Entries taken from a collection:
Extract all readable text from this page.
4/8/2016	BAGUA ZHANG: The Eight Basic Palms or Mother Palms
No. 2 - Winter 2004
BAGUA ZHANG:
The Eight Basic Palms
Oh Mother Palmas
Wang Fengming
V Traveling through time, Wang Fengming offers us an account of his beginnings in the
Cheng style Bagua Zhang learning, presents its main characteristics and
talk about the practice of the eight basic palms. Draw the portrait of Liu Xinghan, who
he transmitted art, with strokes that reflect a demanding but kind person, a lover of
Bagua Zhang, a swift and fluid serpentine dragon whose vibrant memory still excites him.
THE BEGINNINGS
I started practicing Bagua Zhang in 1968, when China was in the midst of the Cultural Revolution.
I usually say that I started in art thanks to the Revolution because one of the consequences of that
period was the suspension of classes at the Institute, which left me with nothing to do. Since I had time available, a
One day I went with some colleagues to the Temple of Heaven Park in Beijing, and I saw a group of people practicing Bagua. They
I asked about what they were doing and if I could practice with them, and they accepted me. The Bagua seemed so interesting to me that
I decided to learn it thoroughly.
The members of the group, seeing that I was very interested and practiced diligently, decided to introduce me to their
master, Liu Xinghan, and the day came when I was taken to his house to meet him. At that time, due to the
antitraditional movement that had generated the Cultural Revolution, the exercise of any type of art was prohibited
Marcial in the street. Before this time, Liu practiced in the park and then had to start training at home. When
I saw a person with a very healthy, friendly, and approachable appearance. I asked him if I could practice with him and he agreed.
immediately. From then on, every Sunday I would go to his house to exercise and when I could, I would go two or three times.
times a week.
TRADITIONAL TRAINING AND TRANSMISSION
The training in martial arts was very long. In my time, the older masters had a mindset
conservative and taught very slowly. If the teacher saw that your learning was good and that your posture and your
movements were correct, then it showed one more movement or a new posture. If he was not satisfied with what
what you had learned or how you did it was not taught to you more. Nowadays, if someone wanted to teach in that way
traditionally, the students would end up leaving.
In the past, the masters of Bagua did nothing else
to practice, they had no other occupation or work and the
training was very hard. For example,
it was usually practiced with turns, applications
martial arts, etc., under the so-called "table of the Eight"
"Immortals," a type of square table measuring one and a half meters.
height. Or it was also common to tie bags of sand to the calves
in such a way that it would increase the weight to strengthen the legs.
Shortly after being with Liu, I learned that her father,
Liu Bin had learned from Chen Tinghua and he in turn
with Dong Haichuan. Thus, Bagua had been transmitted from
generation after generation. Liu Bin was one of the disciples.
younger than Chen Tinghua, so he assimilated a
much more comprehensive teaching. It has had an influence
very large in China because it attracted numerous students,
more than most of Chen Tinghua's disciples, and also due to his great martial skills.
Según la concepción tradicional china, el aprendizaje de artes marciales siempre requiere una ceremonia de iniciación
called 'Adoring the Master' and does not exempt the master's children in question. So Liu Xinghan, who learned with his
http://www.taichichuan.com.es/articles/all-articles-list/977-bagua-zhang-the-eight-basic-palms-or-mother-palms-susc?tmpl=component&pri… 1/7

**EXERCISE:**
Write the whole listing out again. Keep every line exactly as it is.

**REPLY:**
Extract all readable text from this page.
4/8/2016	BAGUA ZHANG: The Eight Basic Palms or Mother Palms
No. 2 - Winter 2004
BAGUA ZHANG:
The Eight Basic Palms
Oh Mother Palmas
Wang Fengming
V Traveling through time, Wang Fengming offers us an account of his beginnings in the
Cheng style Bagua Zhang learning, presents its main characteristics and
talk about the practice of the eight basic palms. Draw the portrait of Liu Xinghan, who
he transmitted art, with strokes that reflect a demanding but kind person, a lover of
Bagua Zhang, a swift and fluid serpentine dragon whose vibrant memory still excites him.
THE BEGINNINGS
I started practicing Bagua Zhang in 1968, when China was in the midst of the Cultural Revolution.
I usually say that I started in art thanks to the Revolution because one of the consequences of that
period was the suspension of classes at the Institute, which left me with nothing to do. Since I had time available, a
One day I went with some colleagues to the Temple of Heaven Park in Beijing, and I saw a group of people practicing Bagua. They
I asked about what they were doing and if I could practice with them, and they accepted me. The Bagua seemed so interesting to me that
I decided to learn it thoroughly.
The members of the group, seeing that I was very interested and practiced diligently, decided to introduce me to their
master, Liu Xinghan, and the day came when I was taken to his house to meet him. At that time, due to the
antitraditional movement that had generated the Cultural Revolution, the exercise of any type of art was prohibited
Marcial in the street. Before this time, Liu practiced in the park and then had to start training at home. When
I saw a person with a very healthy, friendly, and approachable appearance. I asked him if I could practice with him and he agreed.
immediately. From then on, every Sunday I would go to his house to exercise and when I could, I would go two or three times.
times a week.
TRADITIONAL TRAINING AND TRANSMISSION
The training in martial arts was very long. In my time, the older masters had a mindset
conservative and taught very slowly. If the teacher saw that your learning was good and that your posture and your
movements were correct, then it showed one more movement or a new posture. If he was not satisfied with what
what you had learned or how you did it was not taught to you more. Nowadays, if someone wanted to teach in that way
traditionally, the students would end up leaving.
In the past, the masters of Bagua did nothing else
to practice, they had no other occupation or work and the
training was very hard. For example,
it was usually practiced with turns, applications
martial arts, etc., under the so-called "table of the Eight"
"Immortals," a type of square table measuring one and a half meters.
height. Or it was also common to tie bags of sand to the calves
in such a way that it would increase the weight to strengthen the legs.
Shortly after being with Liu, I learned that her father,
Liu Bin had learned from Chen Tinghua and he in turn
with Dong Haichuan. Thus, Bagua had been transmitted from
generation after generation. Liu Bin was one of the disciples.
younger than Chen Tinghua, so he assimilated a
much more comprehensive teaching. It has had an influence
very large in China because it attracted numerous students,
more than most of Chen Tinghua's disciples, and also due to his great martial skills.
Según la concepción tradicional china, el aprendizaje de artes marciales siempre requiere una ceremonia de iniciación
called 'Adoring the Master' and does not exempt the master's children in question. So Liu Xinghan, who learned with his
http://www.taichichuan.com.es/articles/all-articles-list/977-bagua-zhang-the-eight-basic-palms-or-mother-palms-susc?tmpl=component&pri… 1/7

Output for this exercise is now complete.